• _RECORD EXCERPTS_
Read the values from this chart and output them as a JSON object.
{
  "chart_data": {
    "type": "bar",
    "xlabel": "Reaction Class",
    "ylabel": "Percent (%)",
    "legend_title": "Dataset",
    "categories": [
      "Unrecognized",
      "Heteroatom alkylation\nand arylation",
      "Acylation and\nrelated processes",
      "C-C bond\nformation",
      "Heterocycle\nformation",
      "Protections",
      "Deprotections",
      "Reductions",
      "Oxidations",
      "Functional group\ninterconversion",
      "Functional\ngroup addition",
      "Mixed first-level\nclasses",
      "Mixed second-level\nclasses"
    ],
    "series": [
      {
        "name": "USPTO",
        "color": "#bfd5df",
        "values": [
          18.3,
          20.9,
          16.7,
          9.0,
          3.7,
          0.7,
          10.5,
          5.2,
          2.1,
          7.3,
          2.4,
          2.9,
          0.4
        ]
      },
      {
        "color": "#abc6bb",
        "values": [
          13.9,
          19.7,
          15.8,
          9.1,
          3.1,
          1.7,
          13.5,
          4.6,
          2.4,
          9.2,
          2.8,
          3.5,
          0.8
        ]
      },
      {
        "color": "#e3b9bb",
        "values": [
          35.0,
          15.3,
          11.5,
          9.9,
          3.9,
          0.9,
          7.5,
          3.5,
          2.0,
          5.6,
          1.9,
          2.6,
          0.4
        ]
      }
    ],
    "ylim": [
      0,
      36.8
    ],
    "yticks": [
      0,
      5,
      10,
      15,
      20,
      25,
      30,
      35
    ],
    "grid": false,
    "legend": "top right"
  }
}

• _WHAT IS REQUIRED_
Every entry needs to be retyped exactly.

• _SOLUTION FOR THIS EXERCISE_
Read the values from this chart and output them as a JSON object.
{
  "chart_data": {
    "type": "bar",
    "xlabel": "Reaction Class",
    "ylabel": "Percent (%)",
    "legend_title": "Dataset",
    "categories": [
      "Unrecognized",
      "Heteroatom alkylation\nand arylation",
      "Acylation and\nrelated processes",
      "C-C bond\nformation",
      "Heterocycle\nformation",
      "Protections",
      "Deprotections",
      "Reductions",
      "Oxidations",
      "Functional group\ninterconversion",
      "Functional\ngroup addition",
      "Mixed first-level\nclasses",
      "Mixed second-level\nclasses"
    ],
    "series": [
      {
        "name": "USPTO",
        "color": "#bfd5df",
        "values": [
          18.3,
          20.9,
          16.7,
          9.0,
          3.7,
          0.7,
          10.5,
          5.2,
          2.1,
          7.3,
          2.4,
          2.9,
          0.4
        ]
      },
      {
        "color": "#abc6bb",
        "values": [
          13.9,
          19.7,
          15.8,
          9.1,
          3.1,
          1.7,
          13.5,
          4.6,
          2.4,
          9.2,
          2.8,
          3.5,
          0.8
        ]
      },
      {
        "color": "#e3b9bb",
        "values": [
          35.0,
          15.3,
          11.5,
          9.9,
          3.9,
          0.9,
          7.5,
          3.5,
          2.0,
          5.6,
          1.9,
          2.6,
          0.4
        ]
      }
    ],
    "ylim": [
      0,
      36.8
    ],
    "yticks": [
      0,
      5,
      10,
      15,
      20,
      25,
      30,
      35
    ],
    "grid": false,
    "legend": "top right"
  }
}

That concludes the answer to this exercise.